• **Do this**
Check every line below for the string "color", and copy the lines that contain it.

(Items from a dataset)
--- BEGIN ---

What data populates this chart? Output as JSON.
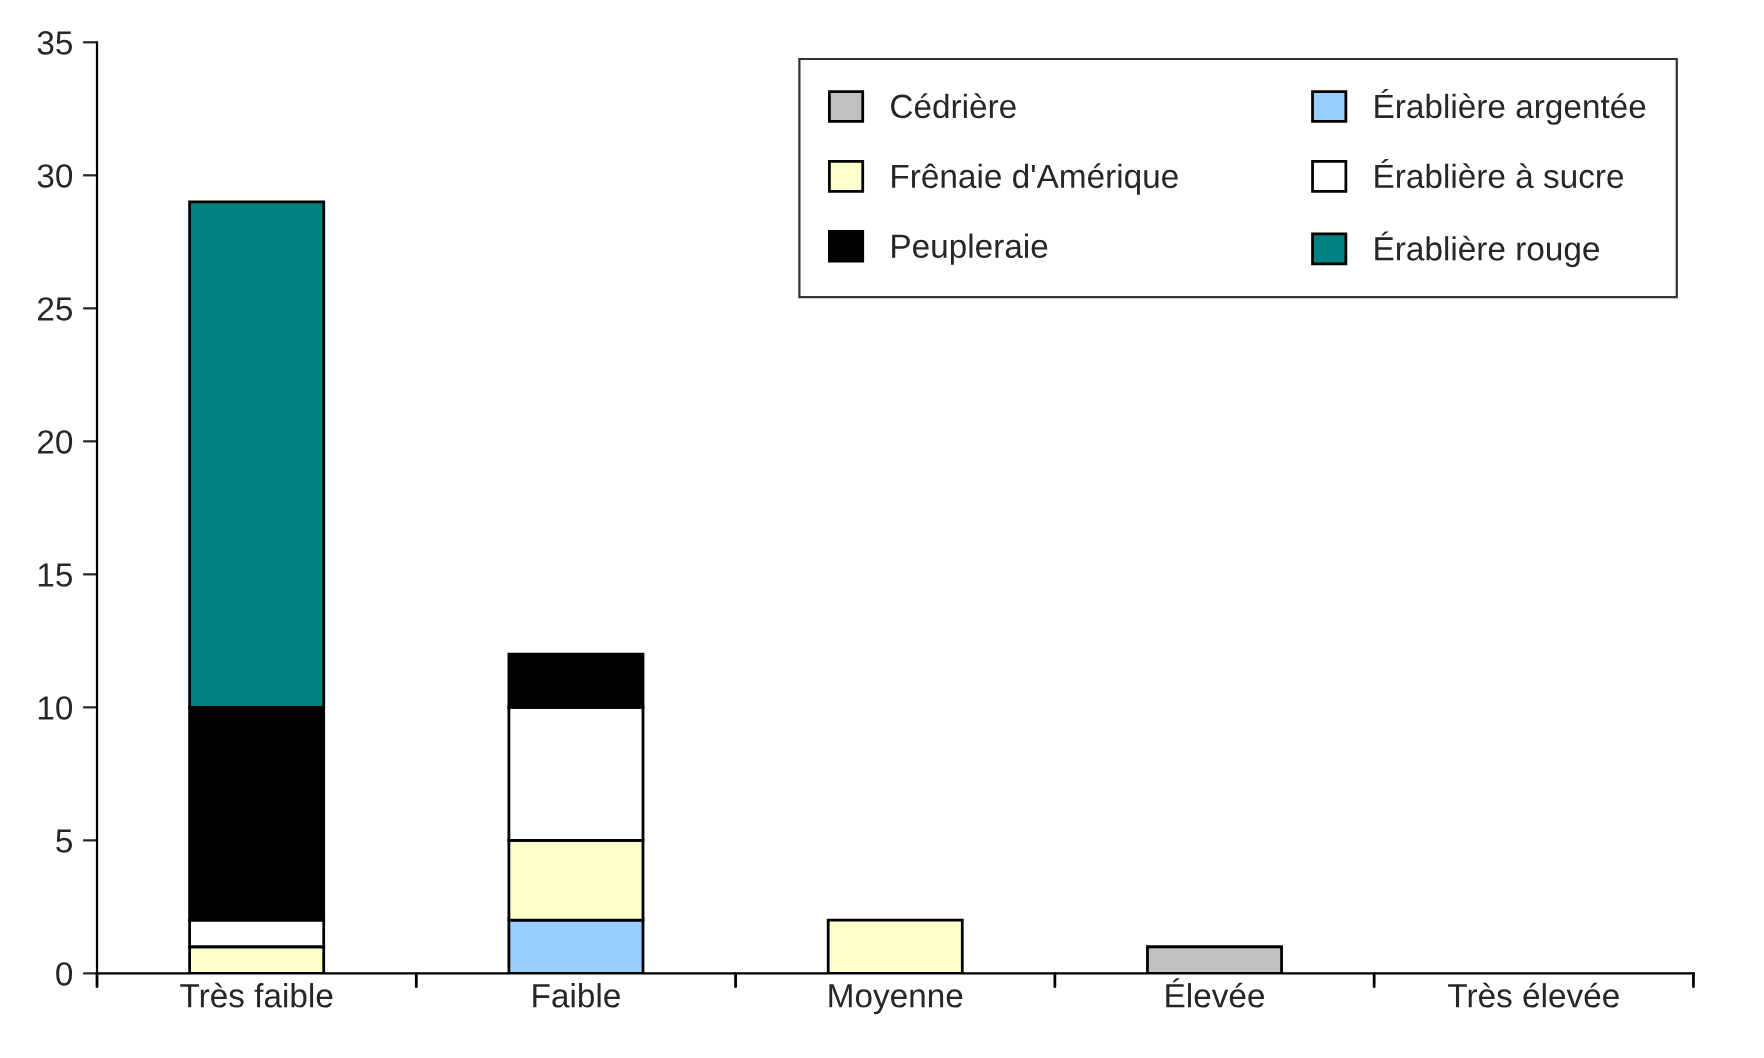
{
  "chart_data": {
    "type": "bar",
    "stacked": true,
    "categories": [
      "Très faible",
      "Faible",
      "Moyenne",
      "Élevée",
      "Très élevée"
    ],
    "series": [
      {
        "name": "Cédrière",
        "color": "#c0c0c0",
        "values": [
          null,
          null,
          null,
          1,
          null
        ]
      },
      {
        "name": "Érablière argentée",
        "color": "#99ccff",
        "values": [
          null,
          2,
          null,
          null,
          null
        ]
      },
      {
        "name": "Frênaie d'Amérique",
        "color": "#ffffcc",
        "values": [
          1,
          3,
          2,
          null,
          null
        ]
      },
      {
        "name": "Érablière à sucre",
        "color": "#ffffff",
        "values": [
          1,
          5,
          null,
          null,
          null
        ]
      },
      {
        "name": "Peupleraie",
        "color": "#000000",
        "values": [
          8,
          2,
          null,
          null,
          null
        ]
      },
      {
        "name": "Érablière rouge",
        "color": "#008080",
        "values": [
          19,
          null,
          null,
          null,
          null
        ]
      }
    ],
    "ylim": [
      0,
      35
    ],
    "yticks": [
      0,
      5,
      10,
      15,
      20,
      25,
      30,
      35
    ],
    "grid": false,
    "legend": "top right"
  }
}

--- END ---

• **Response**
        "color": "#c0c0c0",
        "color": "#99ccff",
        "color": "#ffffcc",
        "color": "#ffffff",
        "color": "#000000",
        "color": "#008080",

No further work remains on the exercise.